Aim: Find the string "screenshot" in the entries and copy each line that has it.

Data for the task:
▬▬▬

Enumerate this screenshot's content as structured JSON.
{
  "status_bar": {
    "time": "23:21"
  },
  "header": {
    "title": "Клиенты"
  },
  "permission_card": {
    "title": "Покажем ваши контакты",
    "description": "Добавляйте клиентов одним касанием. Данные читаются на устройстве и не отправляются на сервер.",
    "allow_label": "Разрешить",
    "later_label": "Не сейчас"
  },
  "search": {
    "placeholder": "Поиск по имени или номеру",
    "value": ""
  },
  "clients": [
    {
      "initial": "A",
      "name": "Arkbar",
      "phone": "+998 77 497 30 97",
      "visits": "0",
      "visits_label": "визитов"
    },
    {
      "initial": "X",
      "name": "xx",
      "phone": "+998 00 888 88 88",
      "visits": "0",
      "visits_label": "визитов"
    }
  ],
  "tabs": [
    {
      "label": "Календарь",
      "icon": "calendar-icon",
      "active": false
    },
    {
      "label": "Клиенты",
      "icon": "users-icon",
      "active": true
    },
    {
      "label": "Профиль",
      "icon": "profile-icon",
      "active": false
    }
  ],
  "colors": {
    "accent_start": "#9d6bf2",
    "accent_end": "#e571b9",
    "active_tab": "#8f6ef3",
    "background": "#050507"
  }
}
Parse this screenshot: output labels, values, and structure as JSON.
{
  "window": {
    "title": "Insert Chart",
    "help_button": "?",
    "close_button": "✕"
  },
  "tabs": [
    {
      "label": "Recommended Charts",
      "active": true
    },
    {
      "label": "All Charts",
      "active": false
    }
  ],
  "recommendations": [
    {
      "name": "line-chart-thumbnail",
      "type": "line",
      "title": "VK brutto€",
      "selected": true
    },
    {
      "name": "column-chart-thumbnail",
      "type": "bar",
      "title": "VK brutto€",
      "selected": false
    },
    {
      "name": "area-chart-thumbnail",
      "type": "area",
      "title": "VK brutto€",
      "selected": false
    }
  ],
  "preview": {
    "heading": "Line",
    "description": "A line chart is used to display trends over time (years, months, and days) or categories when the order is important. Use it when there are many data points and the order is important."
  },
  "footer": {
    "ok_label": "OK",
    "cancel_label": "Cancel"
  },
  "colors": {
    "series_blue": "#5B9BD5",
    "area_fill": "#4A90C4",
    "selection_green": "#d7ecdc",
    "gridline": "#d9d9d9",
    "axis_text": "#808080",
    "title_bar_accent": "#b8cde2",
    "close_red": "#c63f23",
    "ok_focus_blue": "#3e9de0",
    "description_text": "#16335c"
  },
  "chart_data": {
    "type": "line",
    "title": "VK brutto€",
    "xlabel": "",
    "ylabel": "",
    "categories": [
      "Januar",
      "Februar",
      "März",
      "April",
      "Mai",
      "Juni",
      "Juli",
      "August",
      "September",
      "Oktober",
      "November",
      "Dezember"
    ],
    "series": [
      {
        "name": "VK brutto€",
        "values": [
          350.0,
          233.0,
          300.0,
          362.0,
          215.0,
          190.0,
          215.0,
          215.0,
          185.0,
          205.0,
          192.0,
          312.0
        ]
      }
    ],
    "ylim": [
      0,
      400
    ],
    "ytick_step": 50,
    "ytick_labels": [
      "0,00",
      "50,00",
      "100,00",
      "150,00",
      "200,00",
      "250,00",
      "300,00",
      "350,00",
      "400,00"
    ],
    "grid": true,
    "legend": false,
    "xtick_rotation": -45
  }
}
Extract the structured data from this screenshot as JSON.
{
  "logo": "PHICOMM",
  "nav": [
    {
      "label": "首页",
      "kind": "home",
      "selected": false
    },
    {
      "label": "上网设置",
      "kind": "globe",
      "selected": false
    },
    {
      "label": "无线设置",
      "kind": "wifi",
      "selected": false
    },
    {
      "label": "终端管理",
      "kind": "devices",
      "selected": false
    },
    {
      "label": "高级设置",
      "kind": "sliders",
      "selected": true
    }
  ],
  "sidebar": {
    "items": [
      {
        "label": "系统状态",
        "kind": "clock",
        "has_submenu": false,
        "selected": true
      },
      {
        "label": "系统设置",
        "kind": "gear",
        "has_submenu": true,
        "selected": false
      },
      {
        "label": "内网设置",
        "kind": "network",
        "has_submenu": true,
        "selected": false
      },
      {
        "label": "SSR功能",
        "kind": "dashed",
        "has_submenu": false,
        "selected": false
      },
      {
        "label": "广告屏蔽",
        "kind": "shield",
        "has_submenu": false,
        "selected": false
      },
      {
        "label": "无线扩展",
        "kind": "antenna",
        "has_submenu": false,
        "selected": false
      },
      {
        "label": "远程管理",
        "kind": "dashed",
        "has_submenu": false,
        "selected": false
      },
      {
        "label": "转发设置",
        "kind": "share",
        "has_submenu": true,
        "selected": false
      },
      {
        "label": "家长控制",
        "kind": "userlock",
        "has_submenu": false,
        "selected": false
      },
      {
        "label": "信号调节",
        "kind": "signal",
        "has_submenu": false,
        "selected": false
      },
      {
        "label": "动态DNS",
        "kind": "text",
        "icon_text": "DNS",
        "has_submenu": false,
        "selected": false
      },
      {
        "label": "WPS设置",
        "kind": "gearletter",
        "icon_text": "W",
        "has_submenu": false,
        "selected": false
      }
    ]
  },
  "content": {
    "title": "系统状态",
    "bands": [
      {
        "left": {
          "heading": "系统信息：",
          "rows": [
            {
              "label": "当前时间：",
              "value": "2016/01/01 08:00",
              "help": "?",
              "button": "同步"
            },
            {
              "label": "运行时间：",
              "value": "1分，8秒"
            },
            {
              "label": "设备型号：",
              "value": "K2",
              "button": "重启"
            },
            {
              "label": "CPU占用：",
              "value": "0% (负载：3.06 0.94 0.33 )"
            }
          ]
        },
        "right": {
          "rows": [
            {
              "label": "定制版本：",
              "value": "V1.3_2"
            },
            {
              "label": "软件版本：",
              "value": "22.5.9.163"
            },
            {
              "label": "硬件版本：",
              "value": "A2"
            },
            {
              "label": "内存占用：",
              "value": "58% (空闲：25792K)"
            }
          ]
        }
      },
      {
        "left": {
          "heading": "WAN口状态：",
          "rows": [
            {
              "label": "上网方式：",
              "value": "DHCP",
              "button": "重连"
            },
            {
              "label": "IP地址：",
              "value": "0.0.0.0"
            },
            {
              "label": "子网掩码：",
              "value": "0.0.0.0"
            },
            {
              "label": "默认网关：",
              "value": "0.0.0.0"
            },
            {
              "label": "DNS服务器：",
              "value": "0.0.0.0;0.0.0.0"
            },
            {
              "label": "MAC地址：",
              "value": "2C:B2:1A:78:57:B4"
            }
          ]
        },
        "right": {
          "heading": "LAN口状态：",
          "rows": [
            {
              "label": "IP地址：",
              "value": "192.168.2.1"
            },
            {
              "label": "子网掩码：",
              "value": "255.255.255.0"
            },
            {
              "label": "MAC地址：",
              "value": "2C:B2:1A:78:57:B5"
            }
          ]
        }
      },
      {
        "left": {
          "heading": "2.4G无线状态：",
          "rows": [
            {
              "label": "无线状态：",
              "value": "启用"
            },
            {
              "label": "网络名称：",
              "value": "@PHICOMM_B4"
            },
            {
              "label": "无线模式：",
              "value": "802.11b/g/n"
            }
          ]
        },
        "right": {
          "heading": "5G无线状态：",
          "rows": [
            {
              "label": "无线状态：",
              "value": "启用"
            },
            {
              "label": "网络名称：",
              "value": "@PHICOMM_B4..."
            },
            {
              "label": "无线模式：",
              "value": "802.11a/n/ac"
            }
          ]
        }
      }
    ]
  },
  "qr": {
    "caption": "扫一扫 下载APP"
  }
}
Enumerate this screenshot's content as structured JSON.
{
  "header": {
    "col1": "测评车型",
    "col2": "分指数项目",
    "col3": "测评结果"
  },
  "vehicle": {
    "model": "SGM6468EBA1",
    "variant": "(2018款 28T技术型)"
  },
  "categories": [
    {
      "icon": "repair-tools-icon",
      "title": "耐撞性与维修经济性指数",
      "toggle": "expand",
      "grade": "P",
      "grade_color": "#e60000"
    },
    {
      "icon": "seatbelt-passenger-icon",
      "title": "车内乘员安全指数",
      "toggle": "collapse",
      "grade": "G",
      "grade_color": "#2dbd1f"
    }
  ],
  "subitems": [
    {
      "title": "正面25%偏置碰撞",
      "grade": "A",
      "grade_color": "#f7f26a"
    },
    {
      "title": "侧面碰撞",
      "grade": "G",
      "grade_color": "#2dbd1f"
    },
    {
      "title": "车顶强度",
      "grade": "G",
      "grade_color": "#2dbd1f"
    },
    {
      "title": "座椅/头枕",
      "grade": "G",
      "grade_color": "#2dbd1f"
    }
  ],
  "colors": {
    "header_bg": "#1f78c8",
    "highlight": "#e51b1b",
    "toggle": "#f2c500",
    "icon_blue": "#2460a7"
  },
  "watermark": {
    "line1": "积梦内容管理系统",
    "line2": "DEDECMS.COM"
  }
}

▬▬▬

Task solution:
Enumerate this screenshot's content as structured JSON.
Parse this screenshot: output labels, values, and structure as JSON.
Extract the structured data from this screenshot as JSON.
Enumerate this screenshot's content as structured JSON.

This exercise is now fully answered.